WHAT YOU HAVE TO DO
Identify the lines that contain the string "Filtering" and report only how many there are.

EXTRACTED INFORMATION
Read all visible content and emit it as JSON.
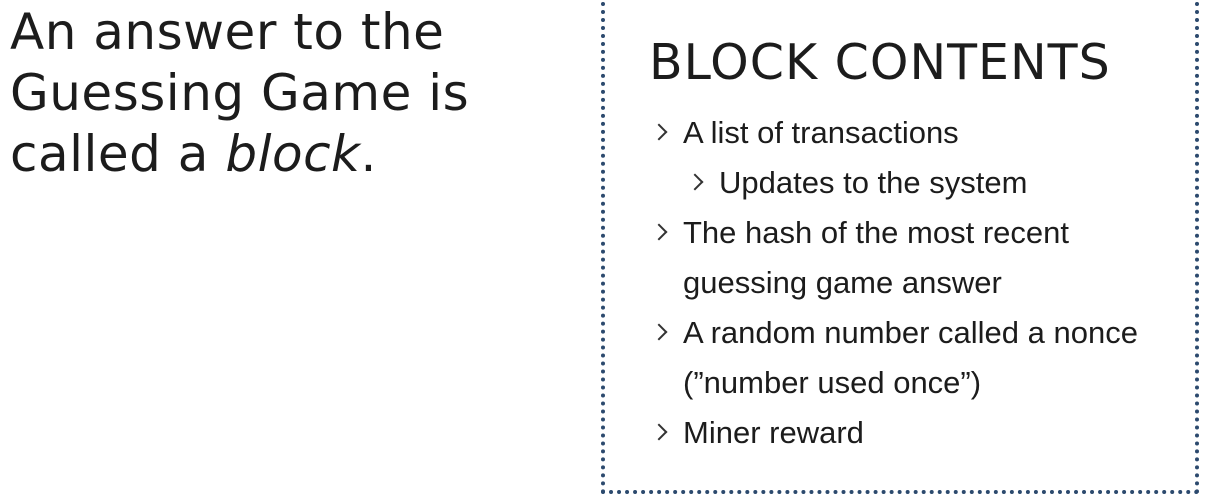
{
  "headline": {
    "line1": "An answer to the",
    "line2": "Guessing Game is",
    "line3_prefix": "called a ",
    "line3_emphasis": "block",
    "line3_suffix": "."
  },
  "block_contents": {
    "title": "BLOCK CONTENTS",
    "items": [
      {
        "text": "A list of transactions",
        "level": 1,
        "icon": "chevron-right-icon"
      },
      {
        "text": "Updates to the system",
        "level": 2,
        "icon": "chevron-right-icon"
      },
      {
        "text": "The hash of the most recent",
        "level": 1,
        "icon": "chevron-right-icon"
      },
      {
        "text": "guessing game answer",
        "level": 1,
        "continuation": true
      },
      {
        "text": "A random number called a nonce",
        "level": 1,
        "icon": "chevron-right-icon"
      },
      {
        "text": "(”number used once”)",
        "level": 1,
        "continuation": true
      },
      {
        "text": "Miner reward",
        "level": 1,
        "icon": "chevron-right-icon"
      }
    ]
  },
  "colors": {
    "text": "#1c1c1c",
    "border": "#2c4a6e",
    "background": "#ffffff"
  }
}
...
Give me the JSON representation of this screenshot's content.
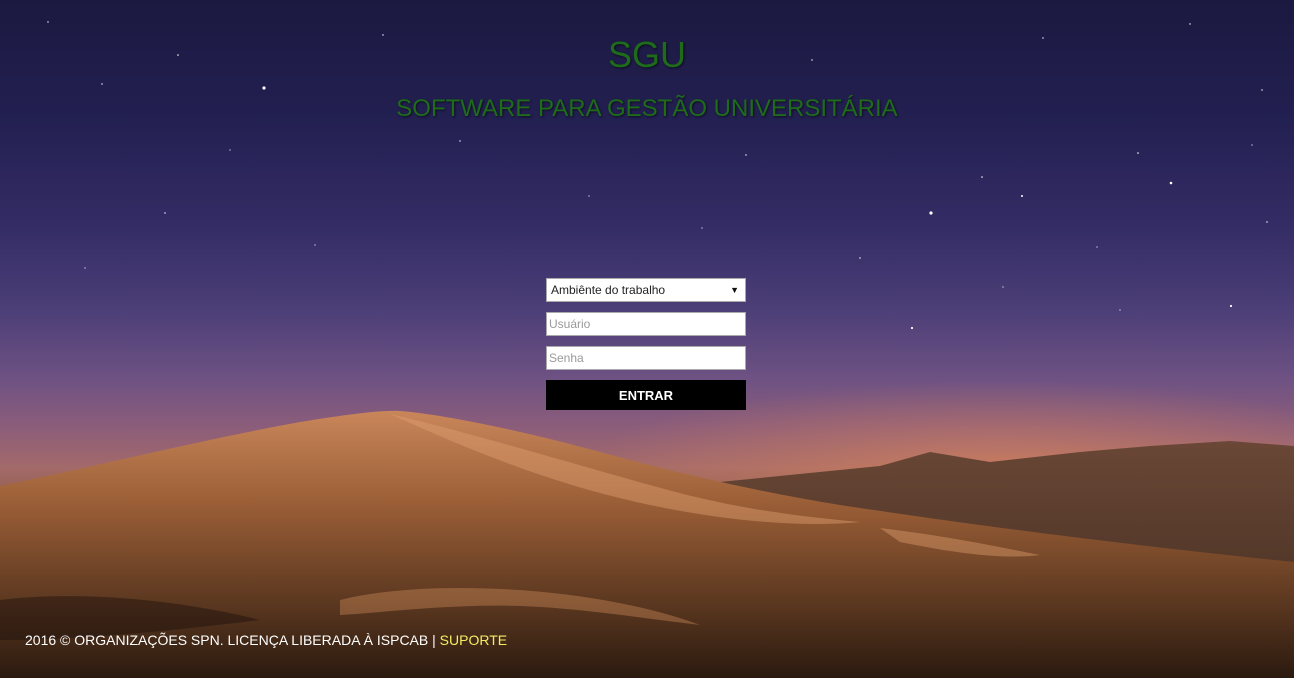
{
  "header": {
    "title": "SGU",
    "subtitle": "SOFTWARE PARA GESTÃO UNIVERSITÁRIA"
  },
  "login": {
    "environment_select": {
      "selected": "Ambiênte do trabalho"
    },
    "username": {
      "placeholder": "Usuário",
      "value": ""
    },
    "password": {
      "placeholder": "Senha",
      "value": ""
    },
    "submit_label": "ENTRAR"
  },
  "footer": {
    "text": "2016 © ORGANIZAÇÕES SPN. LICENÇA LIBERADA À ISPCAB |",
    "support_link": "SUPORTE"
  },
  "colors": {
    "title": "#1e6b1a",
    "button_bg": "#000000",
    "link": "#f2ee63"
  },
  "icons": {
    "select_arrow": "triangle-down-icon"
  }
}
---
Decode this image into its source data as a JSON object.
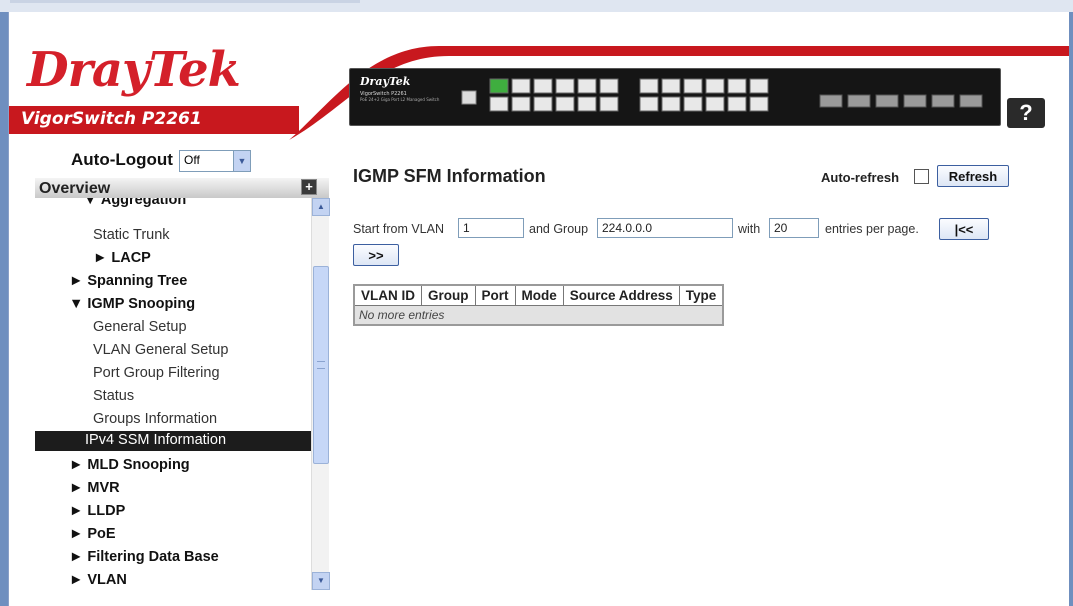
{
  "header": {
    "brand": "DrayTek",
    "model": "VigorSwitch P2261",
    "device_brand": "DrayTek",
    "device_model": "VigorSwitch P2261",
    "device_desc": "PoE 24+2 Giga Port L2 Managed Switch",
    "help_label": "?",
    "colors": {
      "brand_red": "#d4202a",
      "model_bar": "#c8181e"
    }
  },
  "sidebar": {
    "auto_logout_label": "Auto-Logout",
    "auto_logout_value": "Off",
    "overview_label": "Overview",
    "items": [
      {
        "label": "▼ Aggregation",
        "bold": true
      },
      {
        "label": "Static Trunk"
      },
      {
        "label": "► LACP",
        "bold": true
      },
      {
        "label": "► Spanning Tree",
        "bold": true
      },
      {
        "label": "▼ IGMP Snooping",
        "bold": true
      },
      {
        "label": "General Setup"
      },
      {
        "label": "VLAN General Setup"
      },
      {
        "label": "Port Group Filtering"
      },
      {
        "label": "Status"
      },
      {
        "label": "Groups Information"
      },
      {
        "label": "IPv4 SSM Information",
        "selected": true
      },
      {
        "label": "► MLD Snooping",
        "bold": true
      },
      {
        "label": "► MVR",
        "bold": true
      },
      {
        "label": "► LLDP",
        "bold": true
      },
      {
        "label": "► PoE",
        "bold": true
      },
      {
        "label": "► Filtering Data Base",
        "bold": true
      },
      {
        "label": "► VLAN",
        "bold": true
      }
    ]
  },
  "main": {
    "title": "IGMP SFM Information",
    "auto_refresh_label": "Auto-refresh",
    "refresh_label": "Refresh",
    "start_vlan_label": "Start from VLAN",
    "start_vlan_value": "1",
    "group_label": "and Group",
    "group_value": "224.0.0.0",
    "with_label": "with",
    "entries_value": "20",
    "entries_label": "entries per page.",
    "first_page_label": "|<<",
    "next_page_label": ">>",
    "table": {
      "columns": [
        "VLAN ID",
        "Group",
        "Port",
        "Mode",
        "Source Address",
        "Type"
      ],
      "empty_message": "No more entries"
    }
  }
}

TASK RESPONSE
2